Dataset records on visual material
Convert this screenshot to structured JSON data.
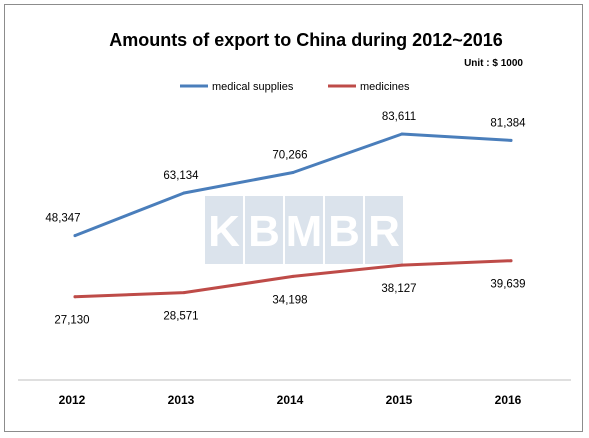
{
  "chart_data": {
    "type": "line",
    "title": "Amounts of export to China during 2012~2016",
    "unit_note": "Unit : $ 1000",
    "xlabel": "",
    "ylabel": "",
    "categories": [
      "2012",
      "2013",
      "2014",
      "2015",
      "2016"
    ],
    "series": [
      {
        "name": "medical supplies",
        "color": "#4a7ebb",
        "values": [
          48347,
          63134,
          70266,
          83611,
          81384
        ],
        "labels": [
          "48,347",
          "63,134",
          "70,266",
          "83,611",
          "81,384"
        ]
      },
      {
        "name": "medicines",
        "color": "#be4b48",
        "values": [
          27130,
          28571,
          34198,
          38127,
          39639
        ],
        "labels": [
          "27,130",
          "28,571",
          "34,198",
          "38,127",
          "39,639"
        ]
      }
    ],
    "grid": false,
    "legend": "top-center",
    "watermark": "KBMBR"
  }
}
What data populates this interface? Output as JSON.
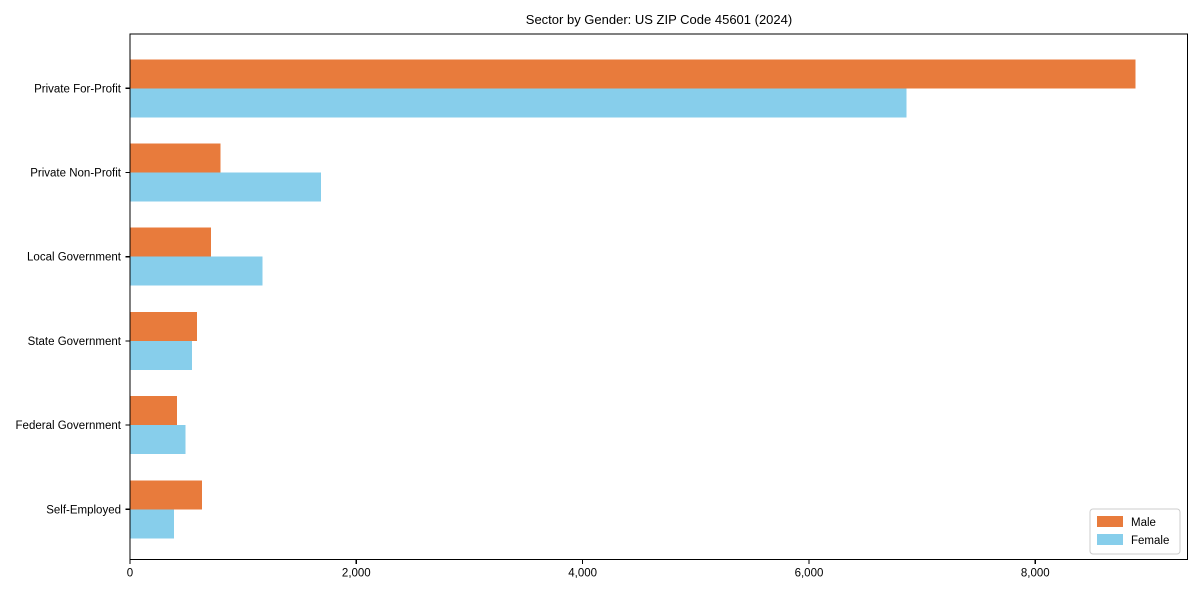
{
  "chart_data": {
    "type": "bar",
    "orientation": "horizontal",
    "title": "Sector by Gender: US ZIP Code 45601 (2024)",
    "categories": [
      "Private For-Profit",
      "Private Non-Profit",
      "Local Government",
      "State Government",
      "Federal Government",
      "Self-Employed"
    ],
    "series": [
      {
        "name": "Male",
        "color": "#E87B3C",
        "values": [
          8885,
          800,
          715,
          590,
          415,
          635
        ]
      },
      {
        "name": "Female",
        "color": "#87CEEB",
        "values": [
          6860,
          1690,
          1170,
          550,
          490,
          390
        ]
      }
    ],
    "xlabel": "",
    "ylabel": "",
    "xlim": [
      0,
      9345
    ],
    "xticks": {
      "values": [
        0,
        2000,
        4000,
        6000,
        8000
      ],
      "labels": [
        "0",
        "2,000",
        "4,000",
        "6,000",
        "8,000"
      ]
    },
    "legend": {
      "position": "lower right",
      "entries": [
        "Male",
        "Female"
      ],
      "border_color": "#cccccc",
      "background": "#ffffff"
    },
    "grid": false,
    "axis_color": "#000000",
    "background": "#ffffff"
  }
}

- What is expected -
Pictures are excluded; output everything else in the data verbatim.

- Task result -
Convert this screenshot to structured JSON data.
{
  "chart_data": {
    "type": "line",
    "title": "Amounts of export to China during 2012~2016",
    "unit_note": "Unit : $ 1000",
    "xlabel": "",
    "ylabel": "",
    "categories": [
      "2012",
      "2013",
      "2014",
      "2015",
      "2016"
    ],
    "series": [
      {
        "name": "medical supplies",
        "color": "#4a7ebb",
        "values": [
          48347,
          63134,
          70266,
          83611,
          81384
        ],
        "labels": [
          "48,347",
          "63,134",
          "70,266",
          "83,611",
          "81,384"
        ]
      },
      {
        "name": "medicines",
        "color": "#be4b48",
        "values": [
          27130,
          28571,
          34198,
          38127,
          39639
        ],
        "labels": [
          "27,130",
          "28,571",
          "34,198",
          "38,127",
          "39,639"
        ]
      }
    ],
    "grid": false,
    "legend": "top-center",
    "watermark": "KBMBR"
  }
}
What data populates this interface? Output as JSON.
{
  "chart_data": {
    "type": "bar",
    "orientation": "horizontal",
    "title": "Sector by Gender: US ZIP Code 45601 (2024)",
    "categories": [
      "Private For-Profit",
      "Private Non-Profit",
      "Local Government",
      "State Government",
      "Federal Government",
      "Self-Employed"
    ],
    "series": [
      {
        "name": "Male",
        "color": "#E87B3C",
        "values": [
          8885,
          800,
          715,
          590,
          415,
          635
        ]
      },
      {
        "name": "Female",
        "color": "#87CEEB",
        "values": [
          6860,
          1690,
          1170,
          550,
          490,
          390
        ]
      }
    ],
    "xlabel": "",
    "ylabel": "",
    "xlim": [
      0,
      9345
    ],
    "xticks": {
      "values": [
        0,
        2000,
        4000,
        6000,
        8000
      ],
      "labels": [
        "0",
        "2,000",
        "4,000",
        "6,000",
        "8,000"
      ]
    },
    "legend": {
      "position": "lower right",
      "entries": [
        "Male",
        "Female"
      ],
      "border_color": "#cccccc",
      "background": "#ffffff"
    },
    "grid": false,
    "axis_color": "#000000",
    "background": "#ffffff"
  }
}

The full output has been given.